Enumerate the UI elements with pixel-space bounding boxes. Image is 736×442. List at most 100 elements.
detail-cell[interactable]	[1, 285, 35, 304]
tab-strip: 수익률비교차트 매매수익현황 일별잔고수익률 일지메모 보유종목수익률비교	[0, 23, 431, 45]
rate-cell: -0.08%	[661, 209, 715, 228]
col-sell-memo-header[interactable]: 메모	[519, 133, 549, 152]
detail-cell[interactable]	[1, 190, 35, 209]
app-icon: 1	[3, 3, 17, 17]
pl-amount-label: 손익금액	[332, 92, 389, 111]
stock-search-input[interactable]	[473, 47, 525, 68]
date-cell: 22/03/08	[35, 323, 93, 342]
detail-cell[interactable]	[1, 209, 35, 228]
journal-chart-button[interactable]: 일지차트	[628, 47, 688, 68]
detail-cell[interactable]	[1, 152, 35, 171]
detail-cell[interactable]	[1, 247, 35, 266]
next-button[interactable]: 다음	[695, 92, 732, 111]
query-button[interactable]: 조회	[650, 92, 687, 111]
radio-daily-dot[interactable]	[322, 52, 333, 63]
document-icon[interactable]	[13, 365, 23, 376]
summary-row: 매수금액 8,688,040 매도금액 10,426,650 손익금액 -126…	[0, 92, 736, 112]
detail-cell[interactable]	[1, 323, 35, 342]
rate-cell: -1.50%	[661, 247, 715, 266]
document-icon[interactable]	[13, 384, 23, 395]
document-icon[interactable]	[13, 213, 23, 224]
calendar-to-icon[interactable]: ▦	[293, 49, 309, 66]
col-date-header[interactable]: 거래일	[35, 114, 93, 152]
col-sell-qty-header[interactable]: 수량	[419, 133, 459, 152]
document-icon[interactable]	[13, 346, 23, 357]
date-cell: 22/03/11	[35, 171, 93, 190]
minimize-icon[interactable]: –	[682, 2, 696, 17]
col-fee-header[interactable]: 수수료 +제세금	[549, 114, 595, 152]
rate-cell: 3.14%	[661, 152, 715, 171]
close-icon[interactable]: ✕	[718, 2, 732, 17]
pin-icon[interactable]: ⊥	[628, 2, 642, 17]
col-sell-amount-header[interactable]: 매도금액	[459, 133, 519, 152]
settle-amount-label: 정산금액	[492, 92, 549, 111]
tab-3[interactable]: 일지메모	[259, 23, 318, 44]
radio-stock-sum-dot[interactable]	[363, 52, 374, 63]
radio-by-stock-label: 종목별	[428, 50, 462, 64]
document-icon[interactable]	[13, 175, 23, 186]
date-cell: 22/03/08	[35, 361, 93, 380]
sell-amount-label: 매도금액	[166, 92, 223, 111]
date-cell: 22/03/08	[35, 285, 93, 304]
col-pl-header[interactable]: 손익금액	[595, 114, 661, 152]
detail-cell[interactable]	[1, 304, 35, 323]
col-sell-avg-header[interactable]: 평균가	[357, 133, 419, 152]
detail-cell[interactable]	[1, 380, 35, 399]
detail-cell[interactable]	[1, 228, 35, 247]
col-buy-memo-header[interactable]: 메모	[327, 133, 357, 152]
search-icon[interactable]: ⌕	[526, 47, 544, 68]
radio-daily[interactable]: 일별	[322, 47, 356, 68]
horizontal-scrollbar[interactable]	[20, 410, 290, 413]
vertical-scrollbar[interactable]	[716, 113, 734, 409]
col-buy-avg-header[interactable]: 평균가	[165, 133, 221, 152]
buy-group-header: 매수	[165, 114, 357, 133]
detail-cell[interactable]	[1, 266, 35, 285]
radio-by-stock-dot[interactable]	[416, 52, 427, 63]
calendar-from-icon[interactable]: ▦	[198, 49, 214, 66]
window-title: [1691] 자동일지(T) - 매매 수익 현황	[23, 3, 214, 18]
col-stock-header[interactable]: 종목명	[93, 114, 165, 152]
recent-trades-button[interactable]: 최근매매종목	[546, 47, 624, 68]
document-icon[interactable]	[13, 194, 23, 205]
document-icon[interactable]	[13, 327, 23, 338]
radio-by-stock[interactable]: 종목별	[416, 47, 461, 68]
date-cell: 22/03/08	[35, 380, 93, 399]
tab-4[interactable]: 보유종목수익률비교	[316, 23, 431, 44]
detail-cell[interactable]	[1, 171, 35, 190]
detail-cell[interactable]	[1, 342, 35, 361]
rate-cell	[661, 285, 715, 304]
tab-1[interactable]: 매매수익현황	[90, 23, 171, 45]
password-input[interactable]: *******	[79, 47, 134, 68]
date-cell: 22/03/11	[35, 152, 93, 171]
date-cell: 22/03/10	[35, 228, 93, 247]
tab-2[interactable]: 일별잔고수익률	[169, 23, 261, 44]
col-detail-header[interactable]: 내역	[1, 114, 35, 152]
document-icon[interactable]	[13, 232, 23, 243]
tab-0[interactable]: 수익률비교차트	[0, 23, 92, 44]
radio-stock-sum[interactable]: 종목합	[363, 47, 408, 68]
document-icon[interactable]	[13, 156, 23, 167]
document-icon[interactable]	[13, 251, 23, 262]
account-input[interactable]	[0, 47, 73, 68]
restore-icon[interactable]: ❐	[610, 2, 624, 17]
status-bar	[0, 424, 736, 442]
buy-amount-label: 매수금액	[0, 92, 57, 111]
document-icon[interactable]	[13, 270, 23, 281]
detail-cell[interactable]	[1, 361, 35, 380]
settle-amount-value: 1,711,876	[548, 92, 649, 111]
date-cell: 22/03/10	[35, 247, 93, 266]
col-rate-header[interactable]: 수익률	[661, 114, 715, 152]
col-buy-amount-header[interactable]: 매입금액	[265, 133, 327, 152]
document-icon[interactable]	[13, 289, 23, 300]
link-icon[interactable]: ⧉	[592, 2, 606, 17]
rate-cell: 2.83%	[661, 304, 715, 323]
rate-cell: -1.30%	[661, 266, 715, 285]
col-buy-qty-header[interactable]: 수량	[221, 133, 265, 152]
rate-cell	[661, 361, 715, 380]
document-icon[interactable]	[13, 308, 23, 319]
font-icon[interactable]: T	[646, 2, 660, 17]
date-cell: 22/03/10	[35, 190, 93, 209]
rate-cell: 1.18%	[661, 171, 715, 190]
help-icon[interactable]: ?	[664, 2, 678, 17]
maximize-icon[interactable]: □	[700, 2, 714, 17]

- **Prompt**
Copy out all the data above, putting "memo-cell" in place of every "detail-cell" and changing nothing else.

- **The answer**
Enumerate the UI elements with pixel-space bounding boxes. Image is 736×442. List at most 100 elements.
memo-cell[interactable]	[1, 285, 35, 304]
tab-strip: 수익률비교차트 매매수익현황 일별잔고수익률 일지메모 보유종목수익률비교	[0, 23, 431, 45]
rate-cell: -0.08%	[661, 209, 715, 228]
col-sell-memo-header[interactable]: 메모	[519, 133, 549, 152]
memo-cell[interactable]	[1, 190, 35, 209]
app-icon: 1	[3, 3, 17, 17]
pl-amount-label: 손익금액	[332, 92, 389, 111]
stock-search-input[interactable]	[473, 47, 525, 68]
date-cell: 22/03/08	[35, 323, 93, 342]
memo-cell[interactable]	[1, 209, 35, 228]
journal-chart-button[interactable]: 일지차트	[628, 47, 688, 68]
memo-cell[interactable]	[1, 152, 35, 171]
memo-cell[interactable]	[1, 247, 35, 266]
next-button[interactable]: 다음	[695, 92, 732, 111]
query-button[interactable]: 조회	[650, 92, 687, 111]
radio-daily-dot[interactable]	[322, 52, 333, 63]
document-icon[interactable]	[13, 365, 23, 376]
summary-row: 매수금액 8,688,040 매도금액 10,426,650 손익금액 -126…	[0, 92, 736, 112]
memo-cell[interactable]	[1, 323, 35, 342]
rate-cell: -1.50%	[661, 247, 715, 266]
document-icon[interactable]	[13, 384, 23, 395]
document-icon[interactable]	[13, 213, 23, 224]
calendar-to-icon[interactable]: ▦	[293, 49, 309, 66]
col-date-header[interactable]: 거래일	[35, 114, 93, 152]
col-sell-qty-header[interactable]: 수량	[419, 133, 459, 152]
document-icon[interactable]	[13, 346, 23, 357]
date-cell: 22/03/11	[35, 171, 93, 190]
minimize-icon[interactable]: –	[682, 2, 696, 17]
col-fee-header[interactable]: 수수료 +제세금	[549, 114, 595, 152]
rate-cell: 3.14%	[661, 152, 715, 171]
close-icon[interactable]: ✕	[718, 2, 732, 17]
pin-icon[interactable]: ⊥	[628, 2, 642, 17]
col-sell-amount-header[interactable]: 매도금액	[459, 133, 519, 152]
settle-amount-label: 정산금액	[492, 92, 549, 111]
tab-3[interactable]: 일지메모	[259, 23, 318, 44]
radio-stock-sum-dot[interactable]	[363, 52, 374, 63]
radio-by-stock-label: 종목별	[428, 50, 462, 64]
document-icon[interactable]	[13, 175, 23, 186]
date-cell: 22/03/08	[35, 361, 93, 380]
sell-amount-label: 매도금액	[166, 92, 223, 111]
date-cell: 22/03/08	[35, 285, 93, 304]
col-pl-header[interactable]: 손익금액	[595, 114, 661, 152]
memo-cell[interactable]	[1, 304, 35, 323]
col-sell-avg-header[interactable]: 평균가	[357, 133, 419, 152]
memo-cell[interactable]	[1, 380, 35, 399]
memo-cell[interactable]	[1, 228, 35, 247]
col-buy-memo-header[interactable]: 메모	[327, 133, 357, 152]
search-icon[interactable]: ⌕	[526, 47, 544, 68]
radio-daily[interactable]: 일별	[322, 47, 356, 68]
horizontal-scrollbar[interactable]	[20, 410, 290, 413]
vertical-scrollbar[interactable]	[716, 113, 734, 409]
col-buy-avg-header[interactable]: 평균가	[165, 133, 221, 152]
buy-group-header: 매수	[165, 114, 357, 133]
memo-cell[interactable]	[1, 266, 35, 285]
radio-by-stock-dot[interactable]	[416, 52, 427, 63]
calendar-from-icon[interactable]: ▦	[198, 49, 214, 66]
window-title: [1691] 자동일지(T) - 매매 수익 현황	[23, 3, 214, 18]
col-stock-header[interactable]: 종목명	[93, 114, 165, 152]
recent-trades-button[interactable]: 최근매매종목	[546, 47, 624, 68]
document-icon[interactable]	[13, 194, 23, 205]
document-icon[interactable]	[13, 327, 23, 338]
radio-by-stock[interactable]: 종목별	[416, 47, 461, 68]
date-cell: 22/03/08	[35, 380, 93, 399]
tab-4[interactable]: 보유종목수익률비교	[316, 23, 431, 44]
memo-cell[interactable]	[1, 171, 35, 190]
memo-cell[interactable]	[1, 342, 35, 361]
rate-cell	[661, 285, 715, 304]
tab-1[interactable]: 매매수익현황	[90, 23, 171, 45]
password-input[interactable]: *******	[79, 47, 134, 68]
date-cell: 22/03/11	[35, 152, 93, 171]
date-cell: 22/03/10	[35, 228, 93, 247]
tab-2[interactable]: 일별잔고수익률	[169, 23, 261, 44]
col-detail-header[interactable]: 내역	[1, 114, 35, 152]
document-icon[interactable]	[13, 232, 23, 243]
tab-0[interactable]: 수익률비교차트	[0, 23, 92, 44]
radio-stock-sum[interactable]: 종목합	[363, 47, 408, 68]
document-icon[interactable]	[13, 156, 23, 167]
document-icon[interactable]	[13, 251, 23, 262]
account-input[interactable]	[0, 47, 73, 68]
restore-icon[interactable]: ❐	[610, 2, 624, 17]
status-bar	[0, 424, 736, 442]
buy-amount-label: 매수금액	[0, 92, 57, 111]
document-icon[interactable]	[13, 270, 23, 281]
memo-cell[interactable]	[1, 361, 35, 380]
settle-amount-value: 1,711,876	[548, 92, 649, 111]
date-cell: 22/03/10	[35, 247, 93, 266]
col-rate-header[interactable]: 수익률	[661, 114, 715, 152]
col-buy-amount-header[interactable]: 매입금액	[265, 133, 327, 152]
document-icon[interactable]	[13, 289, 23, 300]
link-icon[interactable]: ⧉	[592, 2, 606, 17]
rate-cell: 2.83%	[661, 304, 715, 323]
rate-cell: -1.30%	[661, 266, 715, 285]
col-buy-qty-header[interactable]: 수량	[221, 133, 265, 152]
rate-cell	[661, 361, 715, 380]
document-icon[interactable]	[13, 308, 23, 319]
font-icon[interactable]: T	[646, 2, 660, 17]
date-cell: 22/03/10	[35, 190, 93, 209]
rate-cell: 1.18%	[661, 171, 715, 190]
help-icon[interactable]: ?	[664, 2, 678, 17]
maximize-icon[interactable]: □	[700, 2, 714, 17]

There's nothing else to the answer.